_Set problem_.
Reproduce every line in the listing that contains the word "Стойнов".

Stored data:
+++++

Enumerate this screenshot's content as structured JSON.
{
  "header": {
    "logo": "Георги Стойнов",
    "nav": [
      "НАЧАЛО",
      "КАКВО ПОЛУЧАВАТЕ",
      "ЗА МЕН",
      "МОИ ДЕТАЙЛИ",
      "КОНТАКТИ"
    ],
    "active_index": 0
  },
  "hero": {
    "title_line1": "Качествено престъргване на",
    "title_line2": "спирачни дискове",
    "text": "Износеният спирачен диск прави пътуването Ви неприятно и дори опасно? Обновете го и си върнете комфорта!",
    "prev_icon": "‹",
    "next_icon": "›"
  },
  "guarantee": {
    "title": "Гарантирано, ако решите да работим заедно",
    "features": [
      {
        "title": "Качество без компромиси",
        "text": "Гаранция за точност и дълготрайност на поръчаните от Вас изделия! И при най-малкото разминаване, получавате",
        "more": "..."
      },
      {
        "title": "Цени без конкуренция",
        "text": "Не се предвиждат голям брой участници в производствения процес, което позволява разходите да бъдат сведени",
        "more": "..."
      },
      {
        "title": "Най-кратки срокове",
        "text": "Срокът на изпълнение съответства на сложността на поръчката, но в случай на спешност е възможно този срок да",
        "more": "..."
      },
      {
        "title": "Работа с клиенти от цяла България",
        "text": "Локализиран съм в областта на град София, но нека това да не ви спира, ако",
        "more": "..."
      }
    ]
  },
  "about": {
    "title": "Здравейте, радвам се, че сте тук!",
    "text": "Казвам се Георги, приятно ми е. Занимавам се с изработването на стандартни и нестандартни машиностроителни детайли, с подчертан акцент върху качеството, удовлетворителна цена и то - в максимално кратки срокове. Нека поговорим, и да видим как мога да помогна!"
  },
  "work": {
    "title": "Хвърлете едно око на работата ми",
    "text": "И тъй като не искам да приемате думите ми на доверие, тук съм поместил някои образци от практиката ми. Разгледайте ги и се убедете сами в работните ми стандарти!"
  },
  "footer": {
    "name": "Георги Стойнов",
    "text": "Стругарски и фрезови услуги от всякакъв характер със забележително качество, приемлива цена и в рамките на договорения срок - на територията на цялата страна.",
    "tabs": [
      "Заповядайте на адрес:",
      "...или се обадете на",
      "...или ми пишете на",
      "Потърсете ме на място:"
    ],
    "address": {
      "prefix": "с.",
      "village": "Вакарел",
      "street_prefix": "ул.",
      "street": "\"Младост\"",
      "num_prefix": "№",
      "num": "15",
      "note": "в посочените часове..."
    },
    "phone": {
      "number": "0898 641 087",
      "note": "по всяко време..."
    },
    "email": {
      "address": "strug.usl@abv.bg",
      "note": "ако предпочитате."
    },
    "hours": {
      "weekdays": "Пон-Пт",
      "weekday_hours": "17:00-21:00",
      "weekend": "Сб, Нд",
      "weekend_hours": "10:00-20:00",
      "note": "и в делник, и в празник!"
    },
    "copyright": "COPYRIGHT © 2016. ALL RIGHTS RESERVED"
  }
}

+++++

_The answer_.
    "logo": "Георги Стойнов",
    "name": "Георги Стойнов",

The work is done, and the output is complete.